Aim
Retype each of the lines below with no changes at all.

____

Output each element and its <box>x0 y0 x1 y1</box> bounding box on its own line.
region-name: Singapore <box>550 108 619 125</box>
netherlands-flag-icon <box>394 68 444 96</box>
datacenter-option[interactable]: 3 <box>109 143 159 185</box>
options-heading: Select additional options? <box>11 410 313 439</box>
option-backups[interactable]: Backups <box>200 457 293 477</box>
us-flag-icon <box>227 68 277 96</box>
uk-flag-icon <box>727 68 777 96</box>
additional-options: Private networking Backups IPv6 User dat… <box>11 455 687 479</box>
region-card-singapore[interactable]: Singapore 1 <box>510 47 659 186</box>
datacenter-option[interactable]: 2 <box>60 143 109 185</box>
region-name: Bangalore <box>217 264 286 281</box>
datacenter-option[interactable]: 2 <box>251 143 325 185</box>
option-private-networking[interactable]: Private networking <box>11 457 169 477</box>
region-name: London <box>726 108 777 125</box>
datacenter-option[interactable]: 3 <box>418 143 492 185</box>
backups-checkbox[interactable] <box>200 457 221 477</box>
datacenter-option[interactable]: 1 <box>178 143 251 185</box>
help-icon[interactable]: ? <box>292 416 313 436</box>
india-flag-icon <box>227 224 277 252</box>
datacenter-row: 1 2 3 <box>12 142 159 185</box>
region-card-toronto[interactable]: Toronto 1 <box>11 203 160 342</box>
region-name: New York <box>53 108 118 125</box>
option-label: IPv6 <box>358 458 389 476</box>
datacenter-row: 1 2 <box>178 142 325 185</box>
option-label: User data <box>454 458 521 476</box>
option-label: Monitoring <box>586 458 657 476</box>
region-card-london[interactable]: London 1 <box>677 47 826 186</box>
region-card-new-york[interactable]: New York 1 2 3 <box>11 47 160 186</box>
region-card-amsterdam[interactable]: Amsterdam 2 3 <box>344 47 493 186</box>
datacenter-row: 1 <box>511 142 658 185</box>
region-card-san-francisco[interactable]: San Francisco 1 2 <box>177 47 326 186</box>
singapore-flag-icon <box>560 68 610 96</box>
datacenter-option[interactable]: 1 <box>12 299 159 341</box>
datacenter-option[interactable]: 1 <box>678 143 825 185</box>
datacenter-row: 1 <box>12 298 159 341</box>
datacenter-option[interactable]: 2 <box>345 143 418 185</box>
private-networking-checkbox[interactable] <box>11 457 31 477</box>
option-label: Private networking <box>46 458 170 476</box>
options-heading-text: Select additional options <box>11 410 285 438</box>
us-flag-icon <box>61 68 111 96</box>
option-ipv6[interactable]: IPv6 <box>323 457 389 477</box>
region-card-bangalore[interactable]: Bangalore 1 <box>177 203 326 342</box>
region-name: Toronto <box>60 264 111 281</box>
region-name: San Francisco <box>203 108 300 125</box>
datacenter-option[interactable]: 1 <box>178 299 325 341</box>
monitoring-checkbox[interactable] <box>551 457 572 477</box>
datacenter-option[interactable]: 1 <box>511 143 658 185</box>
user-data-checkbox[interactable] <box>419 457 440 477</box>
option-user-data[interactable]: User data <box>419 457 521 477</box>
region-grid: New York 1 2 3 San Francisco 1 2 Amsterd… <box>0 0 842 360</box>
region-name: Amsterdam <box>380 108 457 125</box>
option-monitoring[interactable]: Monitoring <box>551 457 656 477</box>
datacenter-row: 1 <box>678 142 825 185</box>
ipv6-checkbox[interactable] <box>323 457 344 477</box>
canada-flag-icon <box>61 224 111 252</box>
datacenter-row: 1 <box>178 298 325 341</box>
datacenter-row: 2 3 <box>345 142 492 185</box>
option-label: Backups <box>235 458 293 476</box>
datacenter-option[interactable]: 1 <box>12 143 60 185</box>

____

The reply
Output each element and its <box>x0 y0 x1 y1</box> bounding box on its own line.
region-name: Singapore <box>550 108 619 125</box>
netherlands-flag-icon <box>394 68 444 96</box>
datacenter-option[interactable]: 3 <box>109 143 159 185</box>
options-heading: Select additional options? <box>11 410 313 439</box>
option-backups[interactable]: Backups <box>200 457 293 477</box>
us-flag-icon <box>227 68 277 96</box>
uk-flag-icon <box>727 68 777 96</box>
additional-options: Private networking Backups IPv6 User dat… <box>11 455 687 479</box>
region-card-singapore[interactable]: Singapore 1 <box>510 47 659 186</box>
datacenter-option[interactable]: 2 <box>60 143 109 185</box>
region-name: Bangalore <box>217 264 286 281</box>
datacenter-option[interactable]: 2 <box>251 143 325 185</box>
option-private-networking[interactable]: Private networking <box>11 457 169 477</box>
region-name: London <box>726 108 777 125</box>
datacenter-option[interactable]: 3 <box>418 143 492 185</box>
backups-checkbox[interactable] <box>200 457 221 477</box>
datacenter-option[interactable]: 1 <box>178 143 251 185</box>
help-icon[interactable]: ? <box>292 416 313 436</box>
india-flag-icon <box>227 224 277 252</box>
datacenter-row: 1 2 3 <box>12 142 159 185</box>
region-card-toronto[interactable]: Toronto 1 <box>11 203 160 342</box>
region-name: New York <box>53 108 118 125</box>
option-label: IPv6 <box>358 458 389 476</box>
datacenter-row: 1 2 <box>178 142 325 185</box>
option-label: User data <box>454 458 521 476</box>
option-label: Monitoring <box>586 458 657 476</box>
region-card-london[interactable]: London 1 <box>677 47 826 186</box>
region-card-new-york[interactable]: New York 1 2 3 <box>11 47 160 186</box>
region-card-amsterdam[interactable]: Amsterdam 2 3 <box>344 47 493 186</box>
datacenter-row: 1 <box>511 142 658 185</box>
region-card-san-francisco[interactable]: San Francisco 1 2 <box>177 47 326 186</box>
singapore-flag-icon <box>560 68 610 96</box>
datacenter-option[interactable]: 1 <box>12 299 159 341</box>
datacenter-option[interactable]: 1 <box>678 143 825 185</box>
datacenter-row: 1 <box>12 298 159 341</box>
datacenter-option[interactable]: 2 <box>345 143 418 185</box>
private-networking-checkbox[interactable] <box>11 457 31 477</box>
option-label: Private networking <box>46 458 170 476</box>
options-heading-text: Select additional options <box>11 410 285 438</box>
us-flag-icon <box>61 68 111 96</box>
option-ipv6[interactable]: IPv6 <box>323 457 389 477</box>
region-card-bangalore[interactable]: Bangalore 1 <box>177 203 326 342</box>
region-name: Toronto <box>60 264 111 281</box>
region-name: San Francisco <box>203 108 300 125</box>
datacenter-option[interactable]: 1 <box>178 299 325 341</box>
monitoring-checkbox[interactable] <box>551 457 572 477</box>
datacenter-option[interactable]: 1 <box>511 143 658 185</box>
user-data-checkbox[interactable] <box>419 457 440 477</box>
option-user-data[interactable]: User data <box>419 457 521 477</box>
region-grid: New York 1 2 3 San Francisco 1 2 Amsterd… <box>0 0 842 360</box>
region-name: Amsterdam <box>380 108 457 125</box>
option-monitoring[interactable]: Monitoring <box>551 457 656 477</box>
datacenter-row: 1 <box>678 142 825 185</box>
ipv6-checkbox[interactable] <box>323 457 344 477</box>
canada-flag-icon <box>61 224 111 252</box>
datacenter-row: 1 <box>178 298 325 341</box>
datacenter-row: 2 3 <box>345 142 492 185</box>
option-label: Backups <box>235 458 293 476</box>
datacenter-option[interactable]: 1 <box>12 143 60 185</box>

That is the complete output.